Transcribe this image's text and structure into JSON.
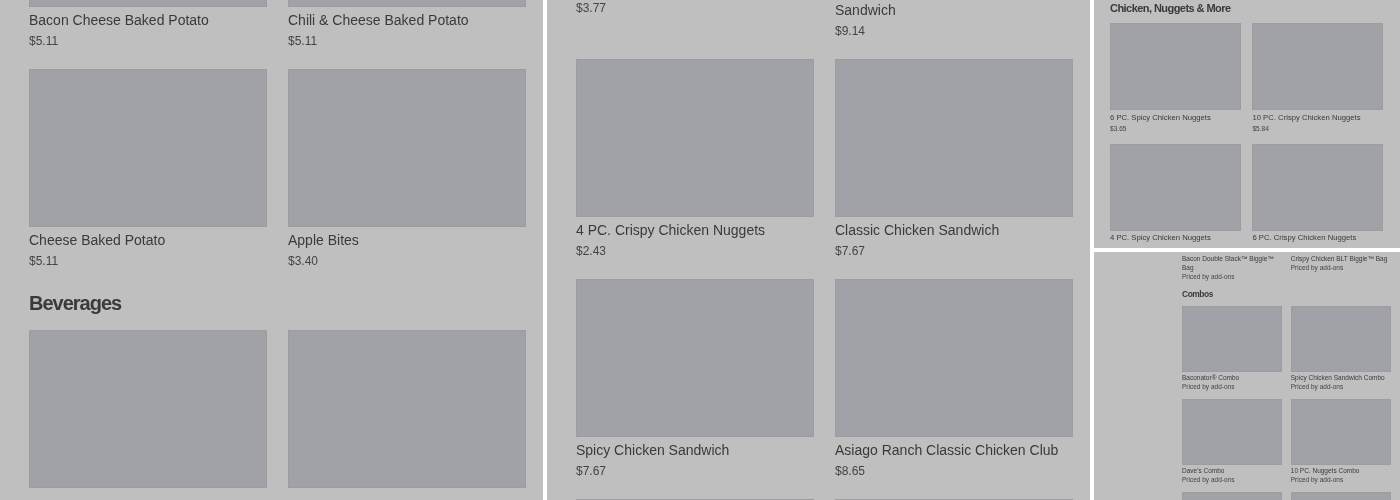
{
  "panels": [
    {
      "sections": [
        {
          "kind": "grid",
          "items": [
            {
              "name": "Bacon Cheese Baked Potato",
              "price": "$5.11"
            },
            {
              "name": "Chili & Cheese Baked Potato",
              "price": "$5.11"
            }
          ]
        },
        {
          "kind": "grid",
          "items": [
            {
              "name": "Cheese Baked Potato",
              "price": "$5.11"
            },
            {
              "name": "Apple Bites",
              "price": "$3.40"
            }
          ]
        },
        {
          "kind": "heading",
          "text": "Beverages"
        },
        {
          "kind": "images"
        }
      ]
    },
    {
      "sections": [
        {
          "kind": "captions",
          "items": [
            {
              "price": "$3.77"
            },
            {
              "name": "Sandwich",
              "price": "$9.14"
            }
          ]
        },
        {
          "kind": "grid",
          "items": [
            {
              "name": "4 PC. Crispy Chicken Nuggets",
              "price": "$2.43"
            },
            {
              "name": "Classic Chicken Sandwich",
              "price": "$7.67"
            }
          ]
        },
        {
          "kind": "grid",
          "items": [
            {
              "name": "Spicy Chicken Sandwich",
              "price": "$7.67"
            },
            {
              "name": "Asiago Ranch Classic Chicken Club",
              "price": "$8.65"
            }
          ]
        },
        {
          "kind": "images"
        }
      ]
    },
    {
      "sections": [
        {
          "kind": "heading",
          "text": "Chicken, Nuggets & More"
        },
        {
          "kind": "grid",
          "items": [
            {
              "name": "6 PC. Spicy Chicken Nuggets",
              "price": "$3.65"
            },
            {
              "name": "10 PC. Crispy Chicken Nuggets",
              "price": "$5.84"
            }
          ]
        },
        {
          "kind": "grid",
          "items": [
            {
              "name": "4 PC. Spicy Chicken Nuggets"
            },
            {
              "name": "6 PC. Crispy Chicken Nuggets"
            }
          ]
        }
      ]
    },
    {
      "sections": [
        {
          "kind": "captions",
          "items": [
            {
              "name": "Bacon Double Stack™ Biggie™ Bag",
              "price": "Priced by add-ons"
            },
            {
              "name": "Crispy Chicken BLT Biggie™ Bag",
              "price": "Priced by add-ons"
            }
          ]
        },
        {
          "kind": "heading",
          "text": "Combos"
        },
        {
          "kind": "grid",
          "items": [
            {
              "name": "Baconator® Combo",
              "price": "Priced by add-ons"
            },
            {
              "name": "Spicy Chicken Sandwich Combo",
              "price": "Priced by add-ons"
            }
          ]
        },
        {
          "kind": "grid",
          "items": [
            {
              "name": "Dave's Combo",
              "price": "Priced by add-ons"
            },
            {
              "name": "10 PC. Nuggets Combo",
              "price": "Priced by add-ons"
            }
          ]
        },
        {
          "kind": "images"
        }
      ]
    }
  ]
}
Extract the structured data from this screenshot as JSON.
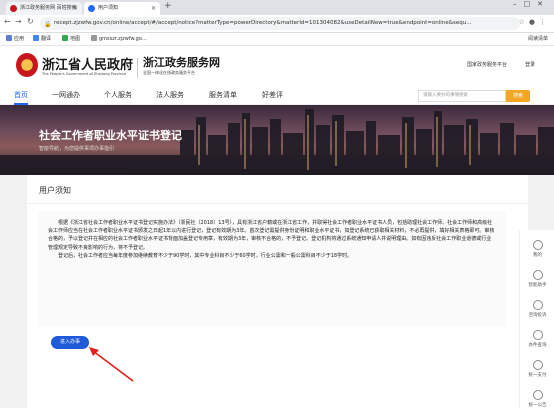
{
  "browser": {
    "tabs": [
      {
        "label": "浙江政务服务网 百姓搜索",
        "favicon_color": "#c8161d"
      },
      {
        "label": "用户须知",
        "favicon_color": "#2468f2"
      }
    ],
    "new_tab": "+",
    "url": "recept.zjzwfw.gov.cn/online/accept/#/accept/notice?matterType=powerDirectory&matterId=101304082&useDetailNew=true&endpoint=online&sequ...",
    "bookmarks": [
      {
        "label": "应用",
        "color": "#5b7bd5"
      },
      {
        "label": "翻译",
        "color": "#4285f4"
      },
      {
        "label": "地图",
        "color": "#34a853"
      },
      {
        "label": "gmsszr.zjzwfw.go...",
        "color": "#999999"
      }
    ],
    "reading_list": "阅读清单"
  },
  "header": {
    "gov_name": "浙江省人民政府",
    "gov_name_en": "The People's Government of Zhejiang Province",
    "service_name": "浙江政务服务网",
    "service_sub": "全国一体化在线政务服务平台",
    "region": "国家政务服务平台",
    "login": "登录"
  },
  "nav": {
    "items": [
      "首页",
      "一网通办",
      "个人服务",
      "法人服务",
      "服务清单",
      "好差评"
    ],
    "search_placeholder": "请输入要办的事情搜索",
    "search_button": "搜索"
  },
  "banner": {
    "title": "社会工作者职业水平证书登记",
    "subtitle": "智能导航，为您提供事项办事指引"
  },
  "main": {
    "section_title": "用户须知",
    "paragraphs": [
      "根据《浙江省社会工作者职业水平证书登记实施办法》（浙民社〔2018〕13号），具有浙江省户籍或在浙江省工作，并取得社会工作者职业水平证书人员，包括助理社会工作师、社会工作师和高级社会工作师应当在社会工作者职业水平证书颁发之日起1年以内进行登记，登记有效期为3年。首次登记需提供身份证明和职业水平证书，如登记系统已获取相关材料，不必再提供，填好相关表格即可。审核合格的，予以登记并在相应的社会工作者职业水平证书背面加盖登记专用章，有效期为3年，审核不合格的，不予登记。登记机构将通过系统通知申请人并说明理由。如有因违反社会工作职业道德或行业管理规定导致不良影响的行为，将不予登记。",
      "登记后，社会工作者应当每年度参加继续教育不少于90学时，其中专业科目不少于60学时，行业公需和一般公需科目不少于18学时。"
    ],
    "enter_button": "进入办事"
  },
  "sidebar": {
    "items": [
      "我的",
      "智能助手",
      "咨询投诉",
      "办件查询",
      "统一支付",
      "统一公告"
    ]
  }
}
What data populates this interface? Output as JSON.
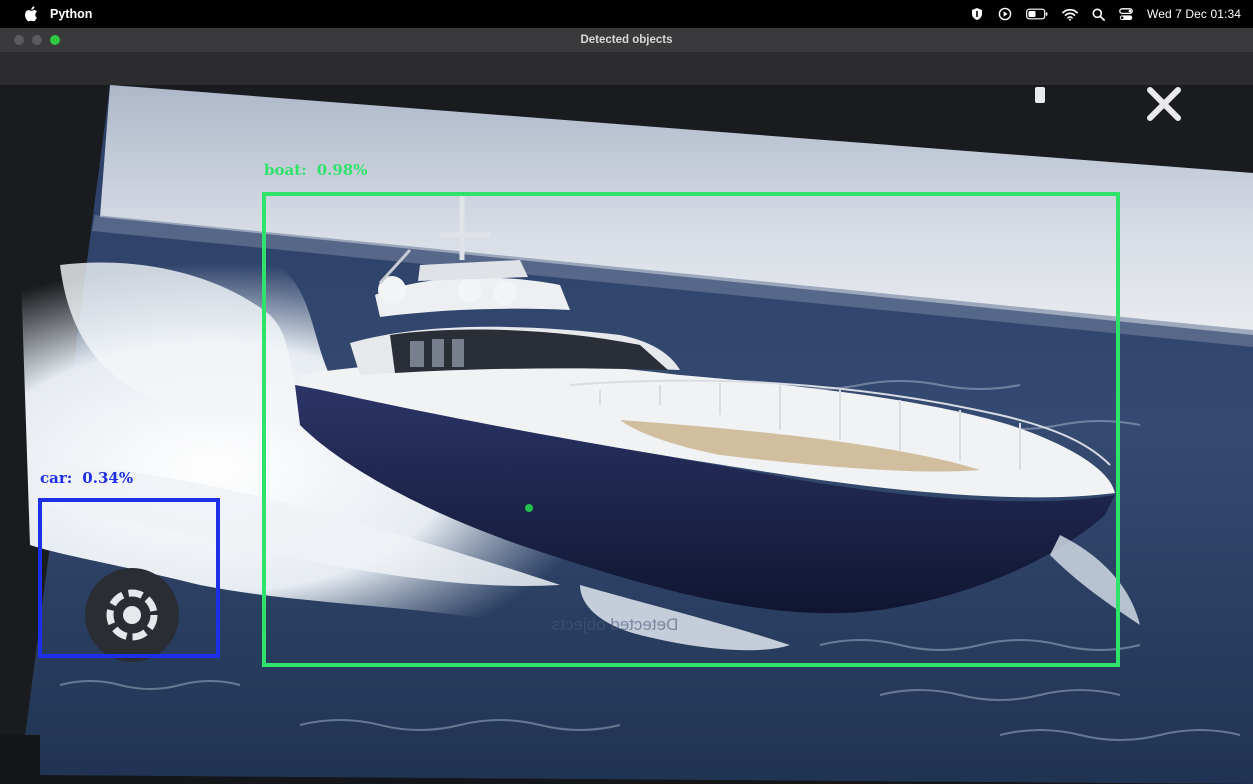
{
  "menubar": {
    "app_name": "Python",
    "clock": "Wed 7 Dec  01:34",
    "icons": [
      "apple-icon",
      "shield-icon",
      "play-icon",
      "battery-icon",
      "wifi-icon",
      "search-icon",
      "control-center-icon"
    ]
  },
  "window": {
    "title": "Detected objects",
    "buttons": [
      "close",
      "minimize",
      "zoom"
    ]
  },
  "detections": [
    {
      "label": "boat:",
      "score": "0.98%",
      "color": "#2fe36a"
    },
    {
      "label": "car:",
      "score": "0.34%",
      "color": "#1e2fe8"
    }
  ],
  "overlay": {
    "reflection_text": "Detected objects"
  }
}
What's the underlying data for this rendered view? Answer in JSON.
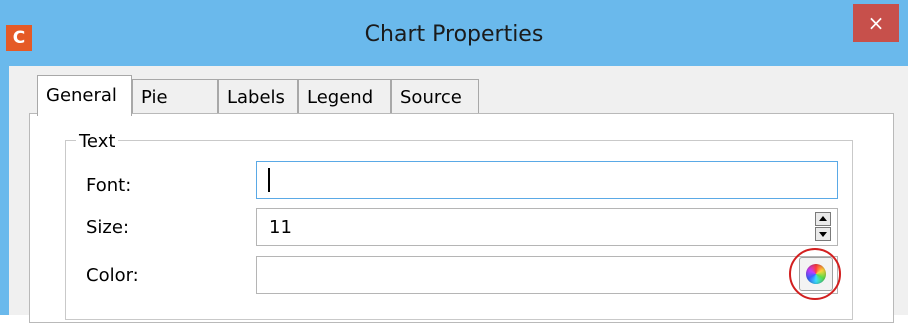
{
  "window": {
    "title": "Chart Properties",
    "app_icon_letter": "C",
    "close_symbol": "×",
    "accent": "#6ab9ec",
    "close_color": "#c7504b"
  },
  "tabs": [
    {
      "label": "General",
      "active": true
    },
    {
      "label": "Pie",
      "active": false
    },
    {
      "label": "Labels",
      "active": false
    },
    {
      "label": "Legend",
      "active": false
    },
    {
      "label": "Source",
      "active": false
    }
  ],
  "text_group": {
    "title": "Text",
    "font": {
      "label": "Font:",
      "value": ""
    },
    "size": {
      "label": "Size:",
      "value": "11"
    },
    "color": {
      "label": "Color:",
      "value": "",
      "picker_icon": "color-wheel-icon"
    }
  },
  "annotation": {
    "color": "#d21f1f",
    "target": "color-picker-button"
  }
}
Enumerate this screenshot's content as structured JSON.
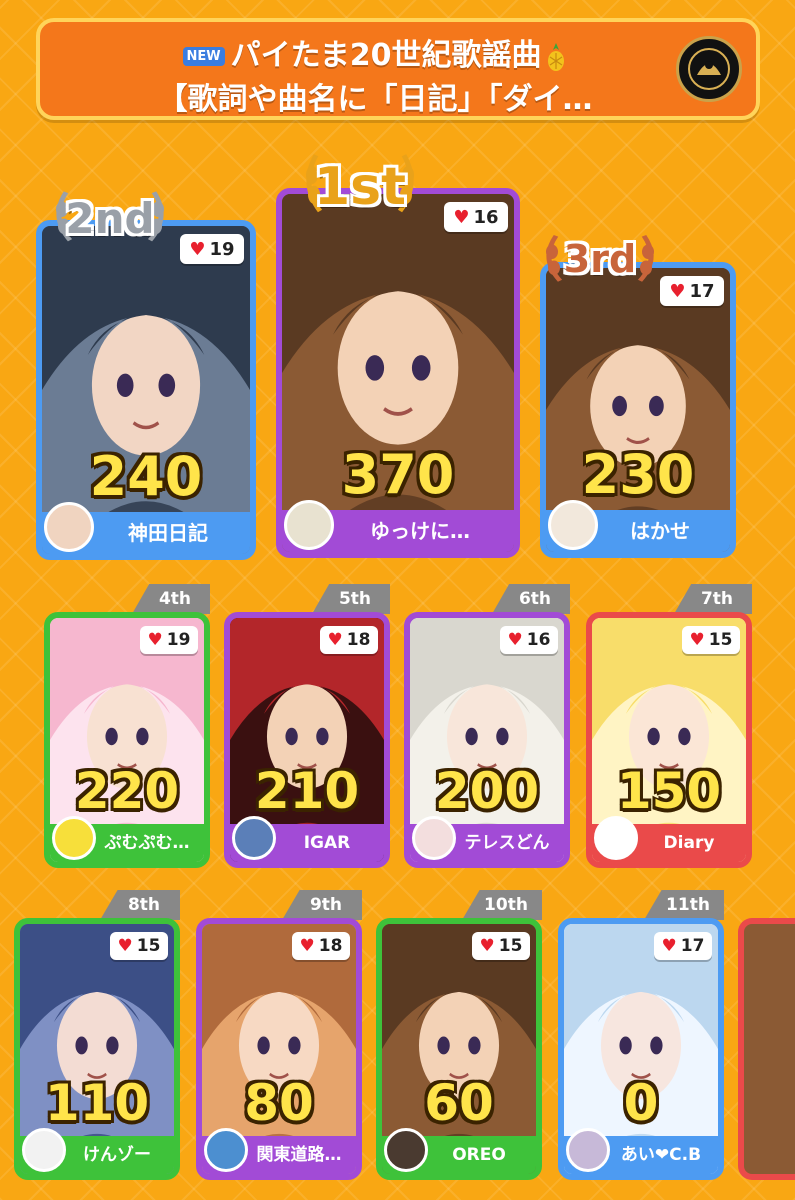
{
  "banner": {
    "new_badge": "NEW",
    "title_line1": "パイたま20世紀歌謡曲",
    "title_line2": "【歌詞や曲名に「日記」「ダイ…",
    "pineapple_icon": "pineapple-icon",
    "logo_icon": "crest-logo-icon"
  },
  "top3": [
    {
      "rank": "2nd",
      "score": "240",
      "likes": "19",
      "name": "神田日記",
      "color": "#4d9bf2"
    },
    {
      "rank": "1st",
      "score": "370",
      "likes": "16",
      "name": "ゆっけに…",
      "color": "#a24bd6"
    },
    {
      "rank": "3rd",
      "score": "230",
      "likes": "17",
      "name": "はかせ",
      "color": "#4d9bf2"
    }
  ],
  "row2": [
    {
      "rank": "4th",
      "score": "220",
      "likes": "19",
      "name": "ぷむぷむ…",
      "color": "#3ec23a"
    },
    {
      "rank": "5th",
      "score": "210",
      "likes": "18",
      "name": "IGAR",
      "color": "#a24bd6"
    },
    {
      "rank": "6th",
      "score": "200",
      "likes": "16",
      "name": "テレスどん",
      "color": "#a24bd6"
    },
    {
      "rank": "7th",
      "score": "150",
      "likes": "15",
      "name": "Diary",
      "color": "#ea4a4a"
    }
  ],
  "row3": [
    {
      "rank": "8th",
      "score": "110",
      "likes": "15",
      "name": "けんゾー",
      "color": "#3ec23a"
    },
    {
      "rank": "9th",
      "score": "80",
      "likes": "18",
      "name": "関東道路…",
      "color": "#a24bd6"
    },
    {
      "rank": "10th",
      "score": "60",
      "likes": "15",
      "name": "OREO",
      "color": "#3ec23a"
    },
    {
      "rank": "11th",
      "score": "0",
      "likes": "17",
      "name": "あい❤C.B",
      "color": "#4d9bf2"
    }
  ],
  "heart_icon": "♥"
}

┄┄┄┄┄┄┄┄┄┄

▸ PROBLEM TO SOLVE
List all lines above in which the string "Classic" appears.

▸ CORRECT RESULT
              "name": "Classic Chicken Sandwich",
              "name": "Asiago Ranch Classic Chicken Club",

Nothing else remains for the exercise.